**LISTA DE TAREAS:**
- a) Resume en forma de lista el párrafo del texto sobre la película «Ida» que comienza con «Cuando nació Pawlikowski en 1957», conservando sus datos principales.
- b) Según el texto sobre la película «Ida», ¿con qué apodo se conocía a la tía Wanda?
- c) Prosigue el texto sobre la película «Ida» a partir de la última oración del fragmento.

**FRAGMENTO PARA LEER:**
────────────────────────────────────────
Nada es lo que parece. Anna se llama en realidad Ida, y es judía. Sus padres fueron asesinados durante la Segunda Guerra Mundial, en circunstancias no aclaradas. Cuando conocemos a su tía Wanda, vemos que sale de su dormitorio, un hombre vistiéndose. Nos preguntamos si se estará prostituyendo, cuando descubrimos a continuación que es juez. No tardamos en saber que jugó un importante papel en el terror del estalinismo. La llamaban Wanda la Roja.
Cuando nació Pawlikowski en 1957, Polonia tenía un sistema burocrático y corrupto, basado en una estructura de poder totalitaria, sin ninguna ideología. Los años sesenta traen una cierta apertura, pero a los catorce años el director se va a Italia y Alemania, hasta que se establece finalmente, en Inglaterra, donde empieza a hacer documentales en los años ochenta. “Ida” es su quinta película, pero también el regreso al país de su infancia, sin la música, el color y los movimientos de cámara, que habían caracterizado hasta ahora su cine.
MIRADA DESLUMBRANTE
Poco de lo que uno ve en la pantalla hoy, se queda en la retina, algo después de desplegarse los créditos. Esta conmovedora historia, sin embargo, rodada en un impresionante blanco y negro, tiene un efecto hipnótico. Me ha trasladado a la época en que empecé a amar el cine.
Si no supieras nada de esta película, pensarías que está hecha en el tiempo en que se ambienta. No es algo de ahora. El formato es casi cuadrado, como los televisores de los años sesenta. No tiene el movimiento nervioso de cámara en mano, que muchos confunden hoy con la emoción. Nada resulta falso e impostado.
────────────────────────────────────────
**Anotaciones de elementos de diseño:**
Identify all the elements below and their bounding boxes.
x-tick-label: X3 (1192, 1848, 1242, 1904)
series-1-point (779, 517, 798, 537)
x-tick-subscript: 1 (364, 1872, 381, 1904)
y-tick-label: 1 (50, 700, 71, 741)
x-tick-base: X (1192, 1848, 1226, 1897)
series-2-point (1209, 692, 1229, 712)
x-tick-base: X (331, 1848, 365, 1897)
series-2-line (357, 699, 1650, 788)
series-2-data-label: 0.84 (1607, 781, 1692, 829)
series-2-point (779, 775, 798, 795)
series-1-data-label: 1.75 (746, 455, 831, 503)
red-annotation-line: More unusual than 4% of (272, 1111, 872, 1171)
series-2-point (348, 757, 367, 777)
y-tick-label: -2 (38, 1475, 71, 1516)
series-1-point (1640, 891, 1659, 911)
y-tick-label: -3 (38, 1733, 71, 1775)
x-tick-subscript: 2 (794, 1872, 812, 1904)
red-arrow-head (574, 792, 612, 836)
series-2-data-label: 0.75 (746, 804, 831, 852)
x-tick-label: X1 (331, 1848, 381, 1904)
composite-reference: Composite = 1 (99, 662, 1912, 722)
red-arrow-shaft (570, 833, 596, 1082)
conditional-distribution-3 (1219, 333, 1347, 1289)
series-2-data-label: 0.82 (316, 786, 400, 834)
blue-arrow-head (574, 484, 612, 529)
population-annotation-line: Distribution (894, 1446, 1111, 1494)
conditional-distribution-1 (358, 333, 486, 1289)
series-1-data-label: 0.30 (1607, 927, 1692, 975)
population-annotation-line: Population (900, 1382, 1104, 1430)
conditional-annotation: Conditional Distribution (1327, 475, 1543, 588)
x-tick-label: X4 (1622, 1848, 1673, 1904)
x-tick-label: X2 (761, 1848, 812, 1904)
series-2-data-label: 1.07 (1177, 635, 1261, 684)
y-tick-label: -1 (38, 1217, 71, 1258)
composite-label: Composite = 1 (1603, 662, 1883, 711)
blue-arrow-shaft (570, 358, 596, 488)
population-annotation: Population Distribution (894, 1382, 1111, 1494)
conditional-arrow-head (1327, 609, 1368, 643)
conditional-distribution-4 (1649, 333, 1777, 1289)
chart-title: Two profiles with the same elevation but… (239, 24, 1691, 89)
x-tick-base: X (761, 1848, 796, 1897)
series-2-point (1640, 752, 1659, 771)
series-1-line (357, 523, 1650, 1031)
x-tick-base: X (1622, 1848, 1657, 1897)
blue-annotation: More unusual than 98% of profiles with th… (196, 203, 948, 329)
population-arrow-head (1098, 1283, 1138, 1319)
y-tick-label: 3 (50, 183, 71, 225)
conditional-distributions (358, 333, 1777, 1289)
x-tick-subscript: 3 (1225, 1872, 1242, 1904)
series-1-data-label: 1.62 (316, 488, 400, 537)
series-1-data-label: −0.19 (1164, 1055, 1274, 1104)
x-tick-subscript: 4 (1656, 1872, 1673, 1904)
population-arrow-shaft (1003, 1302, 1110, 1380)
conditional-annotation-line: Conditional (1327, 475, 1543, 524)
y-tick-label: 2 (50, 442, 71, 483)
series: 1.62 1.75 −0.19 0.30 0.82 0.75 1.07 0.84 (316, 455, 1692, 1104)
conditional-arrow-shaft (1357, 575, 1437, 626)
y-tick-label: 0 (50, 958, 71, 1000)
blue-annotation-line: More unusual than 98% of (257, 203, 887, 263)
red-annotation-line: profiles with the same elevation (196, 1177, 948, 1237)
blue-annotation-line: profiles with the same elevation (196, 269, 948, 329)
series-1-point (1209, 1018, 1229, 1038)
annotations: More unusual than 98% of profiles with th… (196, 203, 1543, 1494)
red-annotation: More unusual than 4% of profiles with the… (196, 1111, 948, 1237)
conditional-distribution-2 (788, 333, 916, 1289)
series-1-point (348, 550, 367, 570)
────────────────────────────────────────
**RESPUESTAS:**
- a)
- Pawlikowski nació en 1957, cuando Polonia tenía un sistema burocrático, corrupto y totalitario, sin ideología.
- Los años sesenta trajeron cierta apertura, pero a los catorce años el director se fue a Italia y Alemania.
- Se estableció finalmente en Inglaterra, donde empezó a hacer documentales en los años ochenta.
- «Ida» es su quinta película y supone su regreso al país de su infancia.
- Prescinde de la música, el color y los movimientos de cámara que habían caracterizado su cine hasta entonces.

- b) La llamaban Wanda la Roja.

- c)
Como dice Carlos Boyero, “el claustro nevado de un convento, la bruma acercándose a un bosque, un tenue rayo de sol filtrándose en un cementerio, parece que siempre han pertenecido en esos paisajes, que no forman parte de la puesta en escena”. La única música que se escucha, es la que ponen en casa (Bach y Mozart), los cánticos religiosos del convento, o el grupo de jazz que interpreta en un hotel, “Naima” de Coltrane.
En los ochenta minutos que dura el film, no sobra, ni falta nada. Aprovecha el espacio de una puesta en escena con una cámara fija, donde los personajes sólo ocupan una parte de la pantalla. La sorprendente escena final, observa Paul Schrader que podría recordar a “El tercer hombre”, pero es un plano tan insólito, que alguien que conoce tanto cine como él, dice que nunca lo ha visto en ninguna película.
No es extraño que por donde vaya, consiga premios. Recibió el galardón de la crítica en Toronto, además de los mayores reconocimientos de su país. En Gijón se llevó seis premios, incluyendo el de mejor película, guión y actriz. Aunque se hizo el año pasado, se exhibe todavía en cines de todo el mundo.
ATMÓSFERA MAGNÉTICA
Anna sigue la rutina diaria de devoción y servicio del convento, mientras que Wanda es una mujer traumatizada por el Holocausto, alcohólica y promiscua. “La identidad de Ida está definida por su fe y no es superficial”, dice Pawlikowski. El director explica que “su fe cambia en la película, pero nunca la pierde”. Wanda es una mujer inteligente, que realmente creía en el marxismo. Se sentía más comunista que judía, pero ha pasado del idealismo al desencanto.
Cuando Wanda le cuenta a Anna su origen judío, lo hace como una especie de ajuste de cuentas. Tía y sobrina emprenden este viaje con diferentes motivaciones. Wanda lo hace como una especie de autocastigo, pues sabe lo que la espera, pero Anna vive sin interés por su pasado, ignorante de todas las Idas que murieron en los campos de exterminio. Los judíos de Polonia fueron tanto victimas de los nazis, como del antisemitismo polaco. La población vive como si se hubieran esfumado, adoptando quizás otra identidad.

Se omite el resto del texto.